Layout element annotations:
----

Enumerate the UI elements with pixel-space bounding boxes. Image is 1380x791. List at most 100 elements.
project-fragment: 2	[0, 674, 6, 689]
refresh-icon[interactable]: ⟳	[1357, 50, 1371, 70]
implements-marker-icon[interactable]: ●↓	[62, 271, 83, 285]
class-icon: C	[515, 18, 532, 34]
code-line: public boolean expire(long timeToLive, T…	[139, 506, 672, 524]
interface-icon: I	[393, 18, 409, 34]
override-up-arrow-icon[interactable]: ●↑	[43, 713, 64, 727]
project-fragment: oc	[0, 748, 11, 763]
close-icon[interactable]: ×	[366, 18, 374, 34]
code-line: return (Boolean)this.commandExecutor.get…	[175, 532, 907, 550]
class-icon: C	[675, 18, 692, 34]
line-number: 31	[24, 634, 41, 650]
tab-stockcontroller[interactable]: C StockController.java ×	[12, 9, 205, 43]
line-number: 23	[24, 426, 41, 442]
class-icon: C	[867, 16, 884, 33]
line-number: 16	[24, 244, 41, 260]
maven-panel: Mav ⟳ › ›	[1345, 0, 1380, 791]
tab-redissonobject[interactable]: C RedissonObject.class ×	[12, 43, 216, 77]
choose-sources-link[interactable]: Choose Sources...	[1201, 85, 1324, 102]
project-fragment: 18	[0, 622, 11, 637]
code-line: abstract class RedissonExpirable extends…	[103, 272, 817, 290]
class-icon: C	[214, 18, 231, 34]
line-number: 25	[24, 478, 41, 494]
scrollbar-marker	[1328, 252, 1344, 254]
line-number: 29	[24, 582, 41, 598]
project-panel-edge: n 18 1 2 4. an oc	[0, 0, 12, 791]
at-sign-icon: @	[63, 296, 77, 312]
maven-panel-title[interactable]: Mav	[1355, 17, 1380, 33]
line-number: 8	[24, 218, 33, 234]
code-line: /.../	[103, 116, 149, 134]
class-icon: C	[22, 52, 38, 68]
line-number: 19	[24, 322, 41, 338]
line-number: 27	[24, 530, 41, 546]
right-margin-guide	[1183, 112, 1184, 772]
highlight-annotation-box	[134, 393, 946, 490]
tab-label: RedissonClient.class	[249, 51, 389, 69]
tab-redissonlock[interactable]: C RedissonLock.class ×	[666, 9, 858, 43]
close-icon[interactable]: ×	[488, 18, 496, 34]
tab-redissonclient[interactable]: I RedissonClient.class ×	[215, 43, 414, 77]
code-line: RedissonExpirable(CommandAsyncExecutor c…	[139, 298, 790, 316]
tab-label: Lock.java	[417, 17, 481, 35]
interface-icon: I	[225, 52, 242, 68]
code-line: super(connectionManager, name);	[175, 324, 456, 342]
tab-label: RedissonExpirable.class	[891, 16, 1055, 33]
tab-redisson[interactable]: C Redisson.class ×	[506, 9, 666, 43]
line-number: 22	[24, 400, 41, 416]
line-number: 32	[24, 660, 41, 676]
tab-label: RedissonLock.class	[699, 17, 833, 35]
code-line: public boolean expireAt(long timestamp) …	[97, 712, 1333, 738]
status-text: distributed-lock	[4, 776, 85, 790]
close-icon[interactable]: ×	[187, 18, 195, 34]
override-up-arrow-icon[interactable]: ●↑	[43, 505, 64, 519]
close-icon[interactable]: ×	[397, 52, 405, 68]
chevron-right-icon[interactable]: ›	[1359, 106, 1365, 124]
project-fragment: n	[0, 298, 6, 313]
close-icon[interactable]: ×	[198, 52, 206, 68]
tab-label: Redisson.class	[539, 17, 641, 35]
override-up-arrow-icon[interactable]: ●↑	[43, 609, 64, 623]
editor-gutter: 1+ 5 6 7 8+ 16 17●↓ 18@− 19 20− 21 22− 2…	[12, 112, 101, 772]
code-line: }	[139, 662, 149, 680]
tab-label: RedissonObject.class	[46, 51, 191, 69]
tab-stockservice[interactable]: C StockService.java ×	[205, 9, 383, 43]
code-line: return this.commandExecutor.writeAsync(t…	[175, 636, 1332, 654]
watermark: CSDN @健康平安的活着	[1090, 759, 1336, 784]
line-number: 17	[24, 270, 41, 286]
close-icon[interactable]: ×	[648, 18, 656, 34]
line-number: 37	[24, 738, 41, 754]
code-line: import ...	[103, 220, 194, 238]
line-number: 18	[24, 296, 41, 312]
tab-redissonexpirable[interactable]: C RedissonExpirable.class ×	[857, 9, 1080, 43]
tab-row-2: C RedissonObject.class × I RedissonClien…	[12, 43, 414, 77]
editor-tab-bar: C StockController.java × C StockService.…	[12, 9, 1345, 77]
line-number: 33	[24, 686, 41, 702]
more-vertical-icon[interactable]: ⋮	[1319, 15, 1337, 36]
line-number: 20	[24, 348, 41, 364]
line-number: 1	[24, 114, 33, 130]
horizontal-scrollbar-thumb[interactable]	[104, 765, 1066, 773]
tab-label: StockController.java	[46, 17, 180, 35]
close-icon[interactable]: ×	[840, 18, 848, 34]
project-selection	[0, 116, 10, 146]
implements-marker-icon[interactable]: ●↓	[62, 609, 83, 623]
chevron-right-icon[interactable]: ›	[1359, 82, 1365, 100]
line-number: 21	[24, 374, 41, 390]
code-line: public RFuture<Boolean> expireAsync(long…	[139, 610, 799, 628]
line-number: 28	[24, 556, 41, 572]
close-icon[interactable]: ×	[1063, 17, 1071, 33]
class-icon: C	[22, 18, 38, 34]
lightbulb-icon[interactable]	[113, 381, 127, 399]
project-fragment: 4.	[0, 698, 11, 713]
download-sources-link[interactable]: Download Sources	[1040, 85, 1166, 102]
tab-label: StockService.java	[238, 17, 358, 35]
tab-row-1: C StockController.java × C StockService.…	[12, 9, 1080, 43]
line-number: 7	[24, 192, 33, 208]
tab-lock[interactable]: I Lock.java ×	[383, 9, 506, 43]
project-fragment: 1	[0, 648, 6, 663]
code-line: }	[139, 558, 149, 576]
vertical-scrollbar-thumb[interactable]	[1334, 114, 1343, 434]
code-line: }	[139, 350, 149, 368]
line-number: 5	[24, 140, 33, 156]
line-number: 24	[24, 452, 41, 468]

----

» **Exercise brief**: Present every line of the entries above as a numbered list, omitting any blank lines.

» **Solution to this task**:
1. Enumerate the UI elements with pixel-space bounding boxes. Image is 1380x791. List at most 100 elements.
2. project-fragment: 2	[0, 674, 6, 689]
3. refresh-icon[interactable]: ⟳	[1357, 50, 1371, 70]
4. implements-marker-icon[interactable]: ●↓	[62, 271, 83, 285]
5. class-icon: C	[515, 18, 532, 34]
6. code-line: public boolean expire(long timeToLive, T…	[139, 506, 672, 524]
7. interface-icon: I	[393, 18, 409, 34]
8. override-up-arrow-icon[interactable]: ●↑	[43, 713, 64, 727]
9. project-fragment: oc	[0, 748, 11, 763]
10. close-icon[interactable]: ×	[366, 18, 374, 34]
11. code-line: return (Boolean)this.commandExecutor.get…	[175, 532, 907, 550]
12. class-icon: C	[675, 18, 692, 34]
13. line-number: 31	[24, 634, 41, 650]
14. tab-stockcontroller[interactable]: C StockController.java ×	[12, 9, 205, 43]
15. line-number: 23	[24, 426, 41, 442]
16. class-icon: C	[867, 16, 884, 33]
17. line-number: 16	[24, 244, 41, 260]
18. maven-panel: Mav ⟳ › ›	[1345, 0, 1380, 791]
19. tab-redissonobject[interactable]: C RedissonObject.class ×	[12, 43, 216, 77]
20. choose-sources-link[interactable]: Choose Sources...	[1201, 85, 1324, 102]
21. project-fragment: 18	[0, 622, 11, 637]
22. code-line: abstract class RedissonExpirable extends…	[103, 272, 817, 290]
23. class-icon: C	[214, 18, 231, 34]
24. line-number: 25	[24, 478, 41, 494]
25. scrollbar-marker	[1328, 252, 1344, 254]
26. line-number: 29	[24, 582, 41, 598]
27. project-panel-edge: n 18 1 2 4. an oc	[0, 0, 12, 791]
28. at-sign-icon: @	[63, 296, 77, 312]
29. maven-panel-title[interactable]: Mav	[1355, 17, 1380, 33]
30. line-number: 8	[24, 218, 33, 234]
31. code-line: /.../	[103, 116, 149, 134]
32. class-icon: C	[22, 52, 38, 68]
33. line-number: 19	[24, 322, 41, 338]
34. line-number: 27	[24, 530, 41, 546]
35. right-margin-guide	[1183, 112, 1184, 772]
36. highlight-annotation-box	[134, 393, 946, 490]
37. tab-label: RedissonClient.class	[249, 51, 389, 69]
38. tab-redissonlock[interactable]: C RedissonLock.class ×	[666, 9, 858, 43]
39. close-icon[interactable]: ×	[488, 18, 496, 34]
40. tab-redissonclient[interactable]: I RedissonClient.class ×	[215, 43, 414, 77]
41. code-line: RedissonExpirable(CommandAsyncExecutor c…	[139, 298, 790, 316]
42. tab-label: Lock.java	[417, 17, 481, 35]
43. interface-icon: I	[225, 52, 242, 68]
44. code-line: super(connectionManager, name);	[175, 324, 456, 342]
45. tab-label: RedissonExpirable.class	[891, 16, 1055, 33]
46. tab-redisson[interactable]: C Redisson.class ×	[506, 9, 666, 43]
47. line-number: 22	[24, 400, 41, 416]
48. line-number: 32	[24, 660, 41, 676]
49. tab-label: RedissonLock.class	[699, 17, 833, 35]
50. code-line: public boolean expireAt(long timestamp) …	[97, 712, 1333, 738]
51. status-text: distributed-lock	[4, 776, 85, 790]
52. close-icon[interactable]: ×	[187, 18, 195, 34]
53. override-up-arrow-icon[interactable]: ●↑	[43, 505, 64, 519]
54. close-icon[interactable]: ×	[397, 52, 405, 68]
55. chevron-right-icon[interactable]: ›	[1359, 106, 1365, 124]
56. project-fragment: n	[0, 298, 6, 313]
57. close-icon[interactable]: ×	[198, 52, 206, 68]
58. tab-label: Redisson.class	[539, 17, 641, 35]
59. override-up-arrow-icon[interactable]: ●↑	[43, 609, 64, 623]
60. editor-gutter: 1+ 5 6 7 8+ 16 17●↓ 18@− 19 20− 21 22− 2…	[12, 112, 101, 772]
61. code-line: }	[139, 662, 149, 680]
62. tab-label: RedissonObject.class	[46, 51, 191, 69]
63. tab-stockservice[interactable]: C StockService.java ×	[205, 9, 383, 43]
64. code-line: return this.commandExecutor.writeAsync(t…	[175, 636, 1332, 654]
65. watermark: CSDN @健康平安的活着	[1090, 759, 1336, 784]
66. line-number: 17	[24, 270, 41, 286]
67. close-icon[interactable]: ×	[648, 18, 656, 34]
68. line-number: 37	[24, 738, 41, 754]
69. code-line: import ...	[103, 220, 194, 238]
70. line-number: 18	[24, 296, 41, 312]
71. tab-redissonexpirable[interactable]: C RedissonExpirable.class ×	[857, 9, 1080, 43]
72. tab-row-2: C RedissonObject.class × I RedissonClien…	[12, 43, 414, 77]
73. editor-tab-bar: C StockController.java × C StockService.…	[12, 9, 1345, 77]
74. line-number: 33	[24, 686, 41, 702]
75. more-vertical-icon[interactable]: ⋮	[1319, 15, 1337, 36]
76. line-number: 20	[24, 348, 41, 364]
77. line-number: 1	[24, 114, 33, 130]
78. horizontal-scrollbar-thumb[interactable]	[104, 765, 1066, 773]
79. tab-label: StockController.java	[46, 17, 180, 35]
80. close-icon[interactable]: ×	[840, 18, 848, 34]
81. project-selection	[0, 116, 10, 146]
82. implements-marker-icon[interactable]: ●↓	[62, 609, 83, 623]
83. chevron-right-icon[interactable]: ›	[1359, 82, 1365, 100]
84. line-number: 21	[24, 374, 41, 390]
85. code-line: public RFuture<Boolean> expireAsync(long…	[139, 610, 799, 628]
86. line-number: 28	[24, 556, 41, 572]
87. close-icon[interactable]: ×	[1063, 17, 1071, 33]
88. class-icon: C	[22, 18, 38, 34]
89. lightbulb-icon[interactable]	[113, 381, 127, 399]
90. project-fragment: 4.	[0, 698, 11, 713]
91. download-sources-link[interactable]: Download Sources	[1040, 85, 1166, 102]
92. tab-label: StockService.java	[238, 17, 358, 35]
93. tab-row-1: C StockController.java × C StockService.…	[12, 9, 1080, 43]
94. line-number: 7	[24, 192, 33, 208]
95. tab-lock[interactable]: I Lock.java ×	[383, 9, 506, 43]
96. project-fragment: 1	[0, 648, 6, 663]
97. code-line: }	[139, 558, 149, 576]
98. vertical-scrollbar-thumb[interactable]	[1334, 114, 1343, 434]
99. code-line: }	[139, 350, 149, 368]
100. line-number: 5	[24, 140, 33, 156]
101. line-number: 24	[24, 452, 41, 468]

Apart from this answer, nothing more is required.